**The input**
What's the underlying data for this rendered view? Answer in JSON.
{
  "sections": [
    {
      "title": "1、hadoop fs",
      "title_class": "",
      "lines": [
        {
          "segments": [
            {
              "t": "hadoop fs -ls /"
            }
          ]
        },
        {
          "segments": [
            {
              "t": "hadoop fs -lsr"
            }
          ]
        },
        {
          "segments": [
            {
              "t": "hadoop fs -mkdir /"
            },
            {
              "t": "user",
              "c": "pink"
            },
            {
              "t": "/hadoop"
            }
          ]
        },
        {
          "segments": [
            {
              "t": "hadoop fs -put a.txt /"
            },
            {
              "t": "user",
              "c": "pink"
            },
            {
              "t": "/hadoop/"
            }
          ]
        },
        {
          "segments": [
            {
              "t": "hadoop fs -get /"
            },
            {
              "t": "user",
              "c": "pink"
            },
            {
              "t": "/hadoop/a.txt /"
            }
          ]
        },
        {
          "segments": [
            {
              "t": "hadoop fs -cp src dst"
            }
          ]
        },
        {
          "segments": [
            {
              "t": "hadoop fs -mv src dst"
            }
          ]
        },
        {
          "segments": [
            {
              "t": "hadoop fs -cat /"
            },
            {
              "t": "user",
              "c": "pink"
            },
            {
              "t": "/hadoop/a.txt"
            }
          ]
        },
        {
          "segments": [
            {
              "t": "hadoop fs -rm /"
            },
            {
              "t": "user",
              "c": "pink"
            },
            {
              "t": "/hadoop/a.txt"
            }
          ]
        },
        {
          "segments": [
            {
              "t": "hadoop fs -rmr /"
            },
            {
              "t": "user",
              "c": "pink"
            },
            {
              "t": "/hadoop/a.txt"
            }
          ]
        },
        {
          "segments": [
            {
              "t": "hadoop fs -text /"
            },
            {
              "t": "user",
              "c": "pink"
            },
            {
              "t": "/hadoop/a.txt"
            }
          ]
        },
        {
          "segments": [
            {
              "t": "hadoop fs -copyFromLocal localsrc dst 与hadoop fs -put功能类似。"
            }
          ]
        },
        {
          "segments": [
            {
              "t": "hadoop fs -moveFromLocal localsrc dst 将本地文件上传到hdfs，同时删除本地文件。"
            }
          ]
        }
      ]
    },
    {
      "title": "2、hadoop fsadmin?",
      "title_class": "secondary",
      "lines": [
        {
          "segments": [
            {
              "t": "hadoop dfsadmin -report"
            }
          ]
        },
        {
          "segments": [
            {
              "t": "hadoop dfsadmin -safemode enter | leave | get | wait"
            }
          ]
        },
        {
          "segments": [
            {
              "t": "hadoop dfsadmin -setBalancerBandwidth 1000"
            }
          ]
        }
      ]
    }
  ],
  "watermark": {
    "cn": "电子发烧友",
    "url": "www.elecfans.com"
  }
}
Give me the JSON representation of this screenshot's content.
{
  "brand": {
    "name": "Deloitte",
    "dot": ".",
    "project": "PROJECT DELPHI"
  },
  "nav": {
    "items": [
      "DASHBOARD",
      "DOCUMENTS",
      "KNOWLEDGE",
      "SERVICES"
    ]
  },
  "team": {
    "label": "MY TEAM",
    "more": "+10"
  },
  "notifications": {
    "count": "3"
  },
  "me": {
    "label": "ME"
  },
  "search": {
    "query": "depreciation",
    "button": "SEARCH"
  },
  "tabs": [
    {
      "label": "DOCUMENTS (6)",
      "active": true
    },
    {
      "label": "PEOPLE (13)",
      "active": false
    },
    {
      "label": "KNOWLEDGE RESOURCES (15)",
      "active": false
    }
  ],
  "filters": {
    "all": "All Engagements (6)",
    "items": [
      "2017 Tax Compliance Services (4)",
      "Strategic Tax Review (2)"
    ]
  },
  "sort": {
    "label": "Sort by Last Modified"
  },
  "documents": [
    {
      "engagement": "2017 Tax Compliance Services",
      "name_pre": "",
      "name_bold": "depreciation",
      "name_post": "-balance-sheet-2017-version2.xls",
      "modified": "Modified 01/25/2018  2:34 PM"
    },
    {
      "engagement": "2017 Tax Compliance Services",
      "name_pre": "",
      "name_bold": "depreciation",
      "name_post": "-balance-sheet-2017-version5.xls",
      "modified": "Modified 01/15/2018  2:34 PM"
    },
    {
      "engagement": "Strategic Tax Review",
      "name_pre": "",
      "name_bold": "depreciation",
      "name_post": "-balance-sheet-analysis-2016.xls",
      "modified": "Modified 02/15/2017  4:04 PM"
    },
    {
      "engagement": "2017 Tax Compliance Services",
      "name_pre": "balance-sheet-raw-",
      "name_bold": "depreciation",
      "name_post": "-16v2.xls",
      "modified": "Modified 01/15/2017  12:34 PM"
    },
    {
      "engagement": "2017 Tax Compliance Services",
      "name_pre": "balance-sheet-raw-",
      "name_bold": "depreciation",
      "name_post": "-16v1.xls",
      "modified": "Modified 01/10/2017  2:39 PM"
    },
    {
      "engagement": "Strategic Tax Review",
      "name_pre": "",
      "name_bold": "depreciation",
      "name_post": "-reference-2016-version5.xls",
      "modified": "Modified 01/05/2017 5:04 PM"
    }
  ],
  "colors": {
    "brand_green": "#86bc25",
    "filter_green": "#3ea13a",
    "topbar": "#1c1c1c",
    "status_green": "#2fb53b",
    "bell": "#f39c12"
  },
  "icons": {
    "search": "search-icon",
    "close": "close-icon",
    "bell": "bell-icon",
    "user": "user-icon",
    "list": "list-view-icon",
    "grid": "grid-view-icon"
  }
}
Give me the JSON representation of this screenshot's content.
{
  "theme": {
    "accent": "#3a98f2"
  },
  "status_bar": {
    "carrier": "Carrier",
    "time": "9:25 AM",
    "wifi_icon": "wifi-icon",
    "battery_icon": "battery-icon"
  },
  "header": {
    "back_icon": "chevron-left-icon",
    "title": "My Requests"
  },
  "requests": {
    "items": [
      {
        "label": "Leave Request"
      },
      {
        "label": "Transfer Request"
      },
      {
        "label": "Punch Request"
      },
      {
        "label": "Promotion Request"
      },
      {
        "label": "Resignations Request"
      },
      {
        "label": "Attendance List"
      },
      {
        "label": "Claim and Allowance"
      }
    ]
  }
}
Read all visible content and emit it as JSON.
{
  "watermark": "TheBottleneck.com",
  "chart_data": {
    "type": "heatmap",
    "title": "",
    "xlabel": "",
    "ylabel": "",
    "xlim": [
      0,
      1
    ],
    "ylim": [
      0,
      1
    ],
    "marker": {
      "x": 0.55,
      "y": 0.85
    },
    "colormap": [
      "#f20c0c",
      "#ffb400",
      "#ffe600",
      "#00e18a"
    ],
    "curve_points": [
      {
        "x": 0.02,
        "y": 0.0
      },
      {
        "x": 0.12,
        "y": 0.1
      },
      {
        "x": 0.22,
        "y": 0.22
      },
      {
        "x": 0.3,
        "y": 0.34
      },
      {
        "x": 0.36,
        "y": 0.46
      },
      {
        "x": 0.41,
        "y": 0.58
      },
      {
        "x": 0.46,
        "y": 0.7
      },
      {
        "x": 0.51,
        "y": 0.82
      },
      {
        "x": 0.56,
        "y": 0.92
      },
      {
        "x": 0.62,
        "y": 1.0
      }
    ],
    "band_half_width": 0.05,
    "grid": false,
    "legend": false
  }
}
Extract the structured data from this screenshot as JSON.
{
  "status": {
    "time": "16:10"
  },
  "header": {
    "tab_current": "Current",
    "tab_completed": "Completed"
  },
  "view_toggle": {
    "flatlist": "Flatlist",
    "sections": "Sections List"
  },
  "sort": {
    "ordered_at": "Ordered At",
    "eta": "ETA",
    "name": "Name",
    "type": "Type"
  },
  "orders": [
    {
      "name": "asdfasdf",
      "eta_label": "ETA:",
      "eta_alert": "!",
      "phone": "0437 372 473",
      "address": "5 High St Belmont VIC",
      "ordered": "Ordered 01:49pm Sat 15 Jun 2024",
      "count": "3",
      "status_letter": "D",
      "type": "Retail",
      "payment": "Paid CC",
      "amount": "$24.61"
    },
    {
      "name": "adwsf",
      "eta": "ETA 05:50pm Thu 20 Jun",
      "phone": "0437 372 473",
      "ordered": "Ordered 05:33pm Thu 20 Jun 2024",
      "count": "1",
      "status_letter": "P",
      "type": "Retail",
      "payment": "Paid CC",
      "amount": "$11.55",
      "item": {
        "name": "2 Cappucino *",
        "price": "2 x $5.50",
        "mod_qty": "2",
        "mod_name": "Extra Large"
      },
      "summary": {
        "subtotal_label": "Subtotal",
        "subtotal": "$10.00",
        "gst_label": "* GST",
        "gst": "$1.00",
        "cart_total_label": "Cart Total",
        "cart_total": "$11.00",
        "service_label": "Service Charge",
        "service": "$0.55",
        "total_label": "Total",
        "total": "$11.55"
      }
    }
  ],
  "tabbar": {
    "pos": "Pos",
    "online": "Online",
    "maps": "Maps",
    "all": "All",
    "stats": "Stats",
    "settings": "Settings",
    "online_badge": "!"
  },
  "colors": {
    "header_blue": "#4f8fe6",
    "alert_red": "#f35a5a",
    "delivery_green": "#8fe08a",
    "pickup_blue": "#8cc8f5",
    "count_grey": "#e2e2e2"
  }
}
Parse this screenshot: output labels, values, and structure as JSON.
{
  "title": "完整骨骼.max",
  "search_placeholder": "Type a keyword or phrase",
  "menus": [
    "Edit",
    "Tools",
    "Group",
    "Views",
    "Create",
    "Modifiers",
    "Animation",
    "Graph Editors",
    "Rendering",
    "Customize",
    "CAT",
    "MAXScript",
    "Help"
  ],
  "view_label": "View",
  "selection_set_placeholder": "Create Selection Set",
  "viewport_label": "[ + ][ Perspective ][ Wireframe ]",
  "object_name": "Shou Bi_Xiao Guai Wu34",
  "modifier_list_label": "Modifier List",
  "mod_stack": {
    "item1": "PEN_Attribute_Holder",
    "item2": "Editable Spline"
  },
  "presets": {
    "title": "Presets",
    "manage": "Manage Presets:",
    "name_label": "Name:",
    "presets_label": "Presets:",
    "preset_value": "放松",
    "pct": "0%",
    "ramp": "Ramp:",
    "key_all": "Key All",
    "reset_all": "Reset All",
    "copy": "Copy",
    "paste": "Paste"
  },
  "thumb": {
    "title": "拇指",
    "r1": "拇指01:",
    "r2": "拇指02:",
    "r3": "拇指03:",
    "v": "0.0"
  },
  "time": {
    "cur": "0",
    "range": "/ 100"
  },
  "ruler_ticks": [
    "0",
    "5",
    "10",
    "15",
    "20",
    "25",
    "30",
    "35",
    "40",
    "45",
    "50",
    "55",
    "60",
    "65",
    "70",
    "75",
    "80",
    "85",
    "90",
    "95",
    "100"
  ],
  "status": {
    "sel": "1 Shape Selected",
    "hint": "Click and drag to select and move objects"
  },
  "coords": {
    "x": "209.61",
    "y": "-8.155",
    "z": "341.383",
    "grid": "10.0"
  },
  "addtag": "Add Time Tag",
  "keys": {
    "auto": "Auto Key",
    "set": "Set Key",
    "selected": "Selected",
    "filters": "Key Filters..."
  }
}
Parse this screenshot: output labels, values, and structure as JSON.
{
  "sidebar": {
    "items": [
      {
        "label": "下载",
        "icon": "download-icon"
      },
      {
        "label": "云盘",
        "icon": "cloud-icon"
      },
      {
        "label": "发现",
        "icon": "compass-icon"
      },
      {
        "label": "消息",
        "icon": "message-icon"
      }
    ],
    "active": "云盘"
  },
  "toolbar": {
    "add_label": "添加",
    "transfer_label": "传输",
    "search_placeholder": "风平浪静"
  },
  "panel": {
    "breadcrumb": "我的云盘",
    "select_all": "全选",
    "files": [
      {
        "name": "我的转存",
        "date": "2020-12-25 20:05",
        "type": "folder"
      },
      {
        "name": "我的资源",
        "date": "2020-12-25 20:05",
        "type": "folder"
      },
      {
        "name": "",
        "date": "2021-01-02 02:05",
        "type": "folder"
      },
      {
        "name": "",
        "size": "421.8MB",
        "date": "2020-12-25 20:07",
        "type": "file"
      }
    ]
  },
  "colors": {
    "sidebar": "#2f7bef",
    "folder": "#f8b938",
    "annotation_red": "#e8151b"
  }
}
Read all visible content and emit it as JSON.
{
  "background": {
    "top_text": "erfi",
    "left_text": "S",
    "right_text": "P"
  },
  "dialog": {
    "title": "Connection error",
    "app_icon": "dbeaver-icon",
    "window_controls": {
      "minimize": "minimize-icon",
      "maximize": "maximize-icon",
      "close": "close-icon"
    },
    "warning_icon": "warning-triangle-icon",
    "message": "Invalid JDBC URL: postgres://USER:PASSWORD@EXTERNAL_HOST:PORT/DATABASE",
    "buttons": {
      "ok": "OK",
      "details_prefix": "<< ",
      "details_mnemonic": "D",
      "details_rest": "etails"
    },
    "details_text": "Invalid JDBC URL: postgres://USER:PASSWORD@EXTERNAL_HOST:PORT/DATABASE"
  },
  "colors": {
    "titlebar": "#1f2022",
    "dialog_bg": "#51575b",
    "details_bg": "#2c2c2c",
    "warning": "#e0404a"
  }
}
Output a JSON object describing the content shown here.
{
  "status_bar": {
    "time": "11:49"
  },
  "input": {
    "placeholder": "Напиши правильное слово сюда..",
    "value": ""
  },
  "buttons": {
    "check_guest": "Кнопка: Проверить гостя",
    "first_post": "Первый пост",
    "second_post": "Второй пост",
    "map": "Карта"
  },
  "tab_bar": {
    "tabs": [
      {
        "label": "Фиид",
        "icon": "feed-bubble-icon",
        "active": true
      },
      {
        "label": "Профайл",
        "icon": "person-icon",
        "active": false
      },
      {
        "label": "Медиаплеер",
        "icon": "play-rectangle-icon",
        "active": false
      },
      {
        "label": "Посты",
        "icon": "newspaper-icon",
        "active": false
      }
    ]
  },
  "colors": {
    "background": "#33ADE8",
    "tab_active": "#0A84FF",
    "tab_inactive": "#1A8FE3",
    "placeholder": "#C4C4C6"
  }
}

**The problem**
In the records above, locate each line with the word "warning". Copy all such lines.

**Result of the exercise**
    "warning_icon": "warning-triangle-icon",
    "warning": "#e0404a"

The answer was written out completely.